Rows from a dataset
+++
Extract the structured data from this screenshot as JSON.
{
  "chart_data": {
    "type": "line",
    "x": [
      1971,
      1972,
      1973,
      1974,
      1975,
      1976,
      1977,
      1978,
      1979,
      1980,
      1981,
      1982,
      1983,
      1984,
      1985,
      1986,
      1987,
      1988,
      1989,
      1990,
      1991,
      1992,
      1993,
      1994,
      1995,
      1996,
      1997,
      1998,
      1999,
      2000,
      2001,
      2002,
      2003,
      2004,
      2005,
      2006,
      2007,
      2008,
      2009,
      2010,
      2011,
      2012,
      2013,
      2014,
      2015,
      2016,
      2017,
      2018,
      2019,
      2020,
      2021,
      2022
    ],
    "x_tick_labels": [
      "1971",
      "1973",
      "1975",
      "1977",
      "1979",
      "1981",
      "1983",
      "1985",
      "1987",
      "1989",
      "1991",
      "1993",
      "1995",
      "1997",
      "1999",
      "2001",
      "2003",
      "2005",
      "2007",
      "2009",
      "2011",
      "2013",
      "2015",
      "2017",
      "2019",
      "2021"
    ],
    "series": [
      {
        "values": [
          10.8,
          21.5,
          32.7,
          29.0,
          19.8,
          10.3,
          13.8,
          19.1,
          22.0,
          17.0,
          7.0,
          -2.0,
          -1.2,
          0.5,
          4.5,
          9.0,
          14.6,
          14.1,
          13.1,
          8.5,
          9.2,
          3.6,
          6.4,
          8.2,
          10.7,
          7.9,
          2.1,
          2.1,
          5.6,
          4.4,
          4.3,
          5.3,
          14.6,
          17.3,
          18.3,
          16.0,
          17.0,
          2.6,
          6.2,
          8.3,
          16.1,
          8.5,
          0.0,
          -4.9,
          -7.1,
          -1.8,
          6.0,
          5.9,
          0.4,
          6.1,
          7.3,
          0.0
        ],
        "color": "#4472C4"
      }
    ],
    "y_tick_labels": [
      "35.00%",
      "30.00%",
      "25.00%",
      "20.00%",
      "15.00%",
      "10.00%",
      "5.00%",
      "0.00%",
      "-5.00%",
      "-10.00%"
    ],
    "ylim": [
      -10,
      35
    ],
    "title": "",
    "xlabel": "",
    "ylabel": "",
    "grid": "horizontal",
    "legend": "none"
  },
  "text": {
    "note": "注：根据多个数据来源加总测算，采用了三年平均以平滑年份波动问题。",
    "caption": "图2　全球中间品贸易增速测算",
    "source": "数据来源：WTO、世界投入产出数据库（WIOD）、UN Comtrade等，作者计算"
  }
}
+++
▶ **Exercise**: Each line of the material should be echoed exactly.

▶ **Complete response**:
Extract the structured data from this screenshot as JSON.
{
  "chart_data": {
    "type": "line",
    "x": [
      1971,
      1972,
      1973,
      1974,
      1975,
      1976,
      1977,
      1978,
      1979,
      1980,
      1981,
      1982,
      1983,
      1984,
      1985,
      1986,
      1987,
      1988,
      1989,
      1990,
      1991,
      1992,
      1993,
      1994,
      1995,
      1996,
      1997,
      1998,
      1999,
      2000,
      2001,
      2002,
      2003,
      2004,
      2005,
      2006,
      2007,
      2008,
      2009,
      2010,
      2011,
      2012,
      2013,
      2014,
      2015,
      2016,
      2017,
      2018,
      2019,
      2020,
      2021,
      2022
    ],
    "x_tick_labels": [
      "1971",
      "1973",
      "1975",
      "1977",
      "1979",
      "1981",
      "1983",
      "1985",
      "1987",
      "1989",
      "1991",
      "1993",
      "1995",
      "1997",
      "1999",
      "2001",
      "2003",
      "2005",
      "2007",
      "2009",
      "2011",
      "2013",
      "2015",
      "2017",
      "2019",
      "2021"
    ],
    "series": [
      {
        "values": [
          10.8,
          21.5,
          32.7,
          29.0,
          19.8,
          10.3,
          13.8,
          19.1,
          22.0,
          17.0,
          7.0,
          -2.0,
          -1.2,
          0.5,
          4.5,
          9.0,
          14.6,
          14.1,
          13.1,
          8.5,
          9.2,
          3.6,
          6.4,
          8.2,
          10.7,
          7.9,
          2.1,
          2.1,
          5.6,
          4.4,
          4.3,
          5.3,
          14.6,
          17.3,
          18.3,
          16.0,
          17.0,
          2.6,
          6.2,
          8.3,
          16.1,
          8.5,
          0.0,
          -4.9,
          -7.1,
          -1.8,
          6.0,
          5.9,
          0.4,
          6.1,
          7.3,
          0.0
        ],
        "color": "#4472C4"
      }
    ],
    "y_tick_labels": [
      "35.00%",
      "30.00%",
      "25.00%",
      "20.00%",
      "15.00%",
      "10.00%",
      "5.00%",
      "0.00%",
      "-5.00%",
      "-10.00%"
    ],
    "ylim": [
      -10,
      35
    ],
    "title": "",
    "xlabel": "",
    "ylabel": "",
    "grid": "horizontal",
    "legend": "none"
  },
  "text": {
    "note": "注：根据多个数据来源加总测算，采用了三年平均以平滑年份波动问题。",
    "caption": "图2　全球中间品贸易增速测算",
    "source": "数据来源：WTO、世界投入产出数据库（WIOD）、UN Comtrade等，作者计算"
  }
}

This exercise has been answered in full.